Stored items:
────────────────

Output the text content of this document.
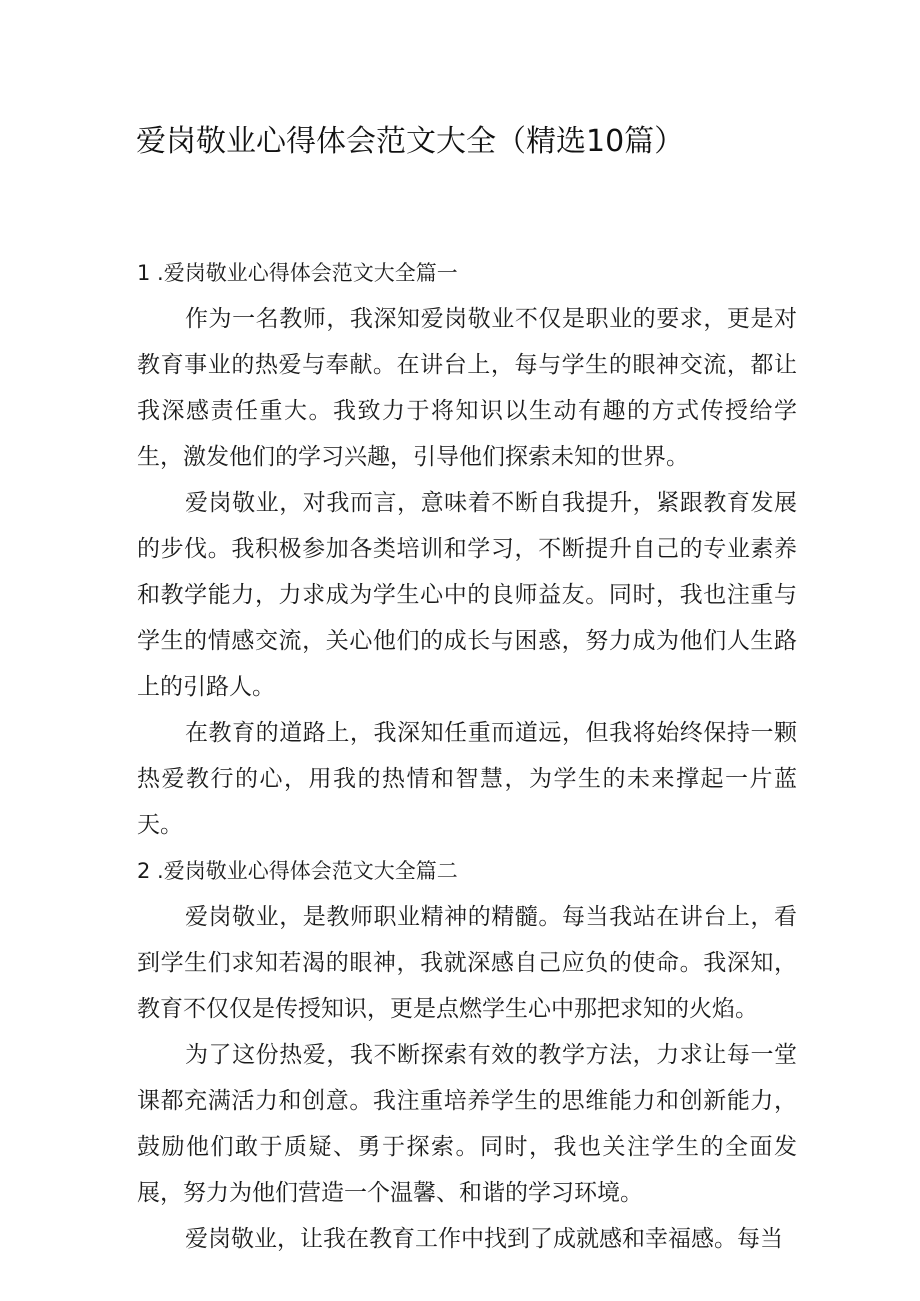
爱岗敬业心得体会范文大全（精选10篇）
1 .爱岗敬业心得体会范文大全篇一

作为一名教师，我深知爱岗敬业不仅是职业的要求，更是对教育事业的热爱与奉献。在讲台上，每与学生的眼神交流，都让我深感责任重大。我致力于将知识以生动有趣的方式传授给学生，激发他们的学习兴趣，引导他们探索未知的世界。

爱岗敬业，对我而言，意味着不断自我提升，紧跟教育发展的步伐。我积极参加各类培训和学习，不断提升自己的专业素养和教学能力，力求成为学生心中的良师益友。同时，我也注重与学生的情感交流，关心他们的成长与困惑，努力成为他们人生路上的引路人。

在教育的道路上，我深知任重而道远，但我将始终保持一颗热爱教行的心，用我的热情和智慧，为学生的未来撑起一片蓝天。

2 .爱岗敬业心得体会范文大全篇二

爱岗敬业，是教师职业精神的精髓。每当我站在讲台上，看到学生们求知若渴的眼神，我就深感自己应负的使命。我深知，教育不仅仅是传授知识，更是点燃学生心中那把求知的火焰。

为了这份热爱，我不断探索有效的教学方法，力求让每一堂课都充满活力和创意。我注重培养学生的思维能力和创新能力，鼓励他们敢于质疑、勇于探索。同时，我也关注学生的全面发展，努力为他们营造一个温馨、和谐的学习环境。

爱岗敬业，让我在教育工作中找到了成就感和幸福感。每当
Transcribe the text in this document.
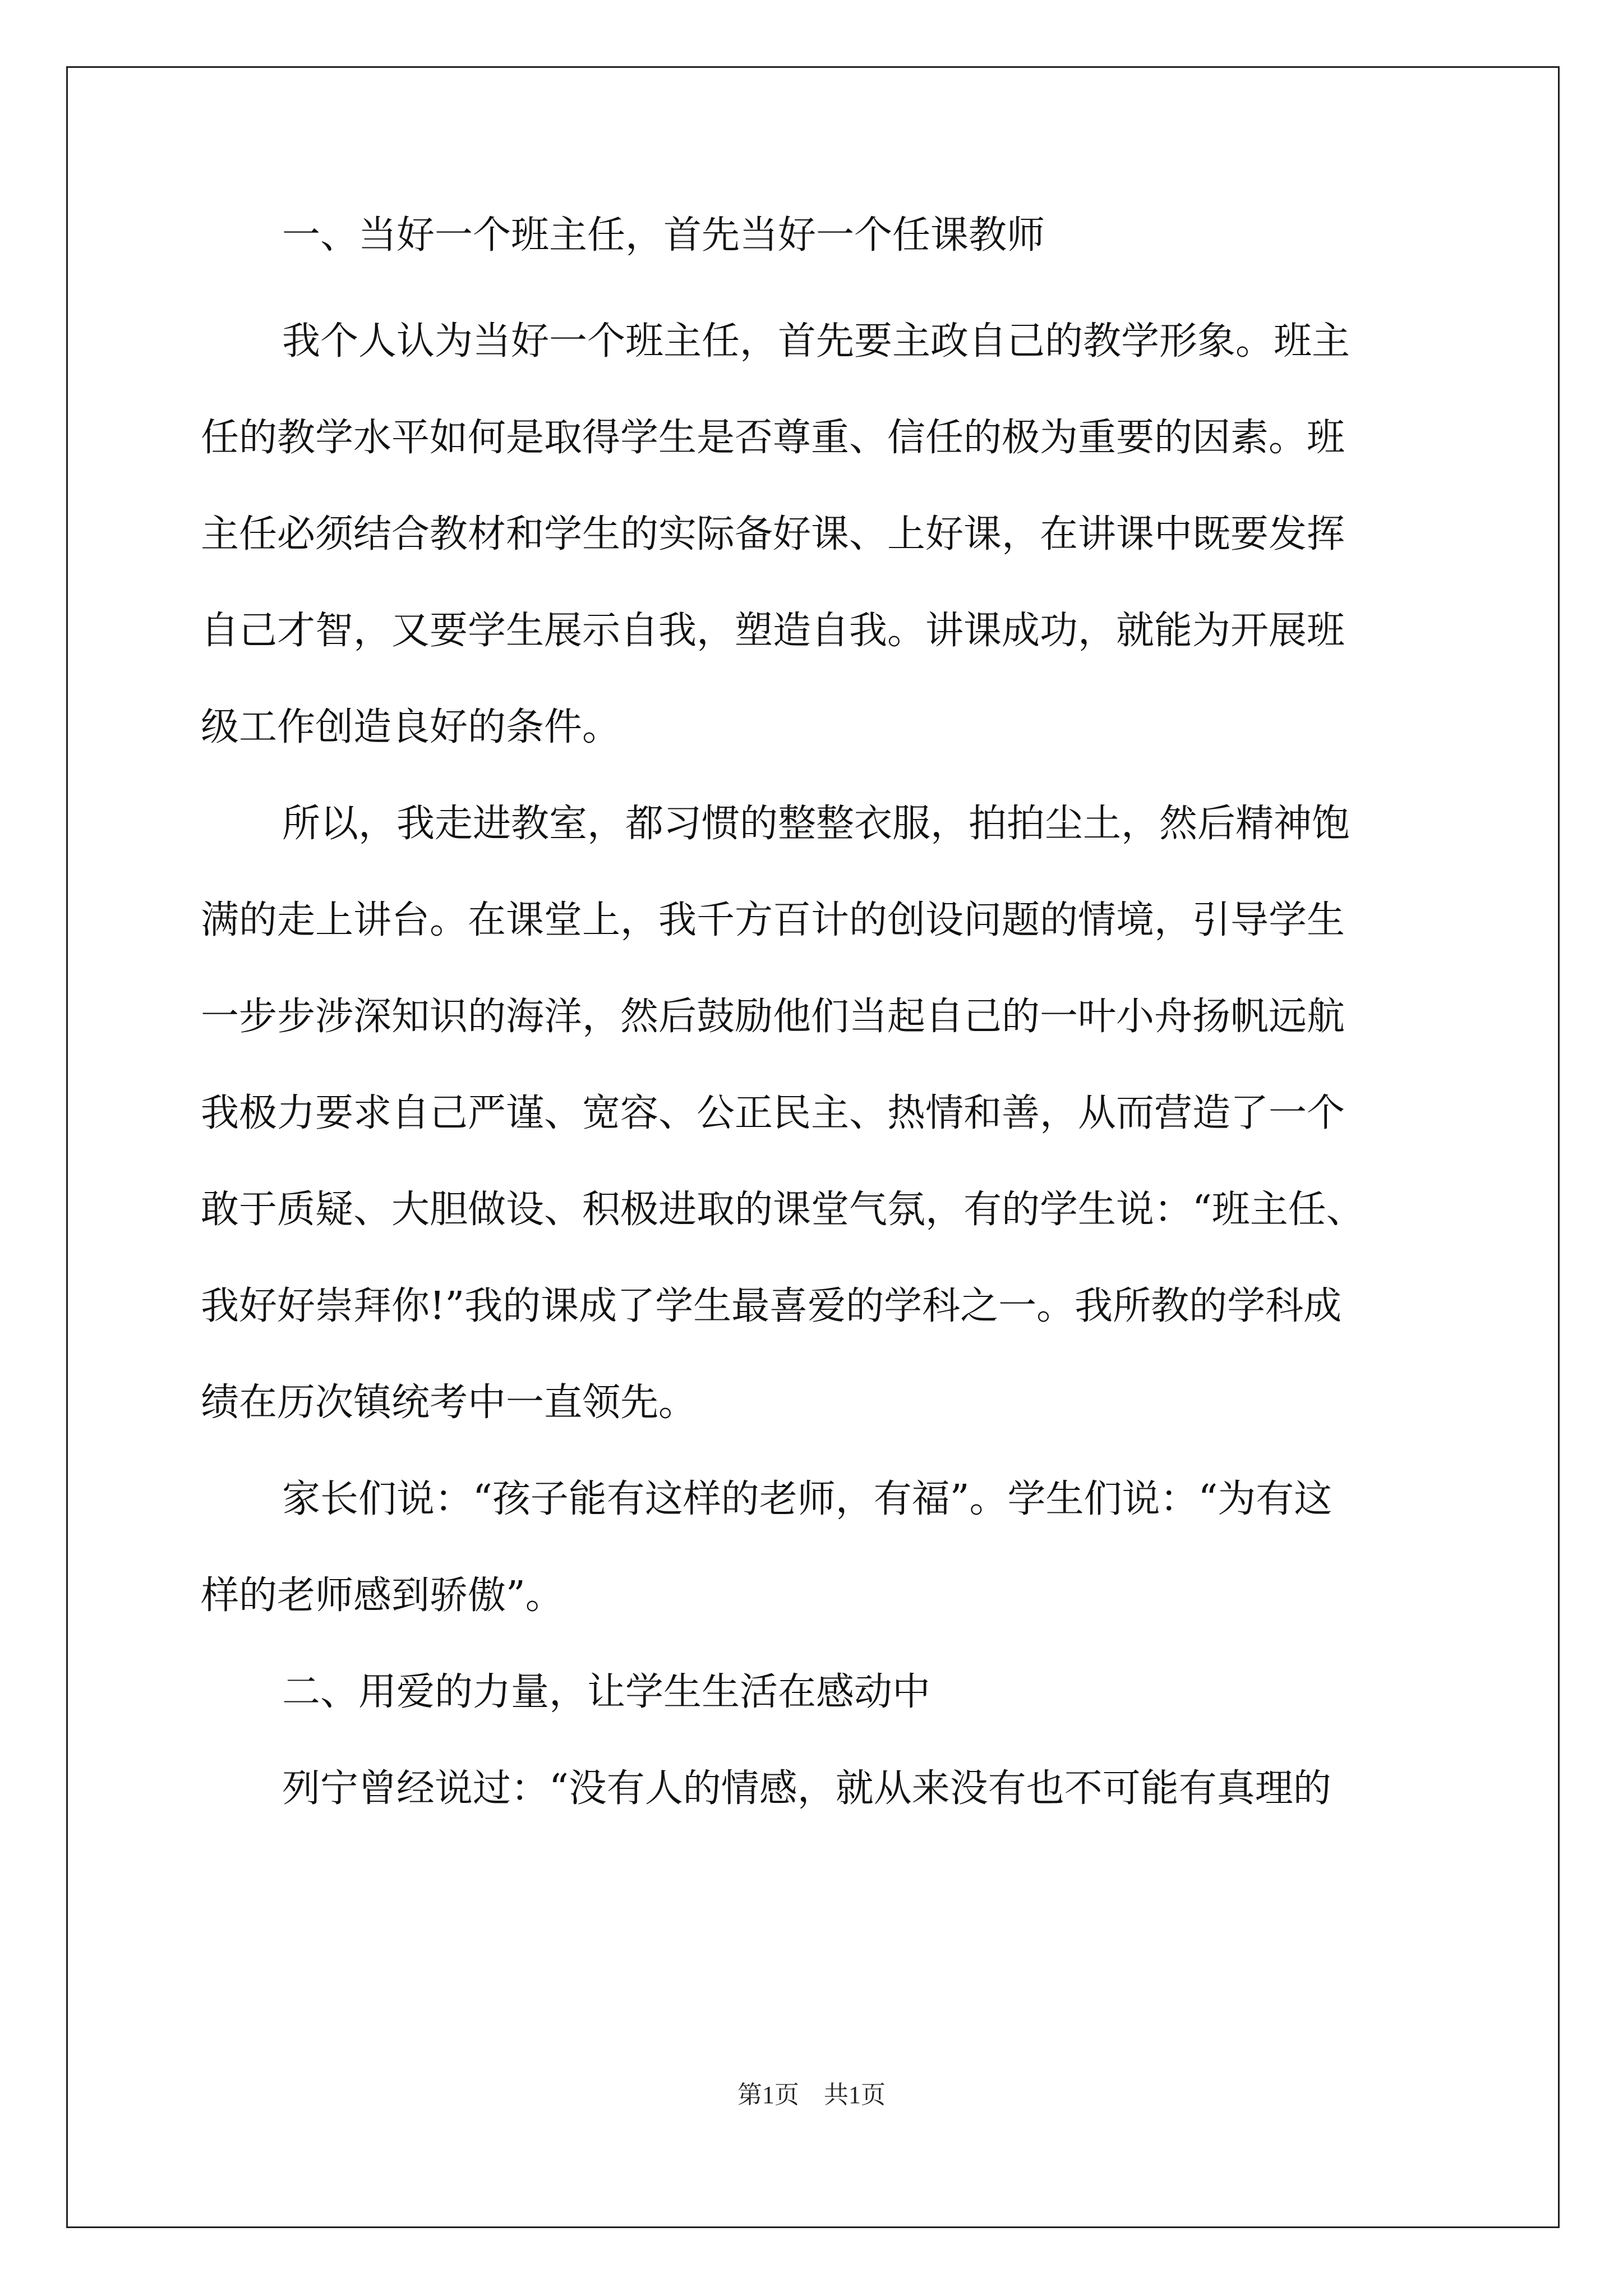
一、当好一个班主任，首先当好一个任课教师
我个人认为当好一个班主任，首先要主政自己的教学形象。班主
任的教学水平如何是取得学生是否尊重、信任的极为重要的因素。班
主任必须结合教材和学生的实际备好课、上好课，在讲课中既要发挥
自己才智，又要学生展示自我，塑造自我。讲课成功，就能为开展班
级工作创造良好的条件。
所以，我走进教室，都习惯的整整衣服，拍拍尘土，然后精神饱
满的走上讲台。在课堂上，我千方百计的创设问题的情境，引导学生
一步步涉深知识的海洋，然后鼓励他们当起自己的一叶小舟扬帆远航
我极力要求自己严谨、宽容、公正民主、热情和善，从而营造了一个
敢于质疑、大胆做设、积极进取的课堂气氛，有的学生说：“班主任、
我好好崇拜你!”我的课成了学生最喜爱的学科之一。我所教的学科成
绩在历次镇统考中一直领先。
家长们说：“孩子能有这样的老师，有福”。学生们说：“为有这
样的老师感到骄傲”。
二、用爱的力量，让学生生活在感动中
列宁曾经说过：“没有人的情感，就从来没有也不可能有真理的
第1页　共1页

────────────────

• _Stated exercise_: Transcribe every record above exactly as written, leaving out any pictures.

• _Correct output_:
Output the text content of this document.
爱岗敬业心得体会范文大全（精选10篇）
1 .爱岗敬业心得体会范文大全篇一

作为一名教师，我深知爱岗敬业不仅是职业的要求，更是对教育事业的热爱与奉献。在讲台上，每与学生的眼神交流，都让我深感责任重大。我致力于将知识以生动有趣的方式传授给学生，激发他们的学习兴趣，引导他们探索未知的世界。

爱岗敬业，对我而言，意味着不断自我提升，紧跟教育发展的步伐。我积极参加各类培训和学习，不断提升自己的专业素养和教学能力，力求成为学生心中的良师益友。同时，我也注重与学生的情感交流，关心他们的成长与困惑，努力成为他们人生路上的引路人。

在教育的道路上，我深知任重而道远，但我将始终保持一颗热爱教行的心，用我的热情和智慧，为学生的未来撑起一片蓝天。

2 .爱岗敬业心得体会范文大全篇二

爱岗敬业，是教师职业精神的精髓。每当我站在讲台上，看到学生们求知若渴的眼神，我就深感自己应负的使命。我深知，教育不仅仅是传授知识，更是点燃学生心中那把求知的火焰。

为了这份热爱，我不断探索有效的教学方法，力求让每一堂课都充满活力和创意。我注重培养学生的思维能力和创新能力，鼓励他们敢于质疑、勇于探索。同时，我也关注学生的全面发展，努力为他们营造一个温馨、和谐的学习环境。

爱岗敬业，让我在教育工作中找到了成就感和幸福感。每当
Transcribe the text in this document.
一、当好一个班主任，首先当好一个任课教师
我个人认为当好一个班主任，首先要主政自己的教学形象。班主
任的教学水平如何是取得学生是否尊重、信任的极为重要的因素。班
主任必须结合教材和学生的实际备好课、上好课，在讲课中既要发挥
自己才智，又要学生展示自我，塑造自我。讲课成功，就能为开展班
级工作创造良好的条件。
所以，我走进教室，都习惯的整整衣服，拍拍尘土，然后精神饱
满的走上讲台。在课堂上，我千方百计的创设问题的情境，引导学生
一步步涉深知识的海洋，然后鼓励他们当起自己的一叶小舟扬帆远航
我极力要求自己严谨、宽容、公正民主、热情和善，从而营造了一个
敢于质疑、大胆做设、积极进取的课堂气氛，有的学生说：“班主任、
我好好崇拜你!”我的课成了学生最喜爱的学科之一。我所教的学科成
绩在历次镇统考中一直领先。
家长们说：“孩子能有这样的老师，有福”。学生们说：“为有这
样的老师感到骄傲”。
二、用爱的力量，让学生生活在感动中
列宁曾经说过：“没有人的情感，就从来没有也不可能有真理的
第1页　共1页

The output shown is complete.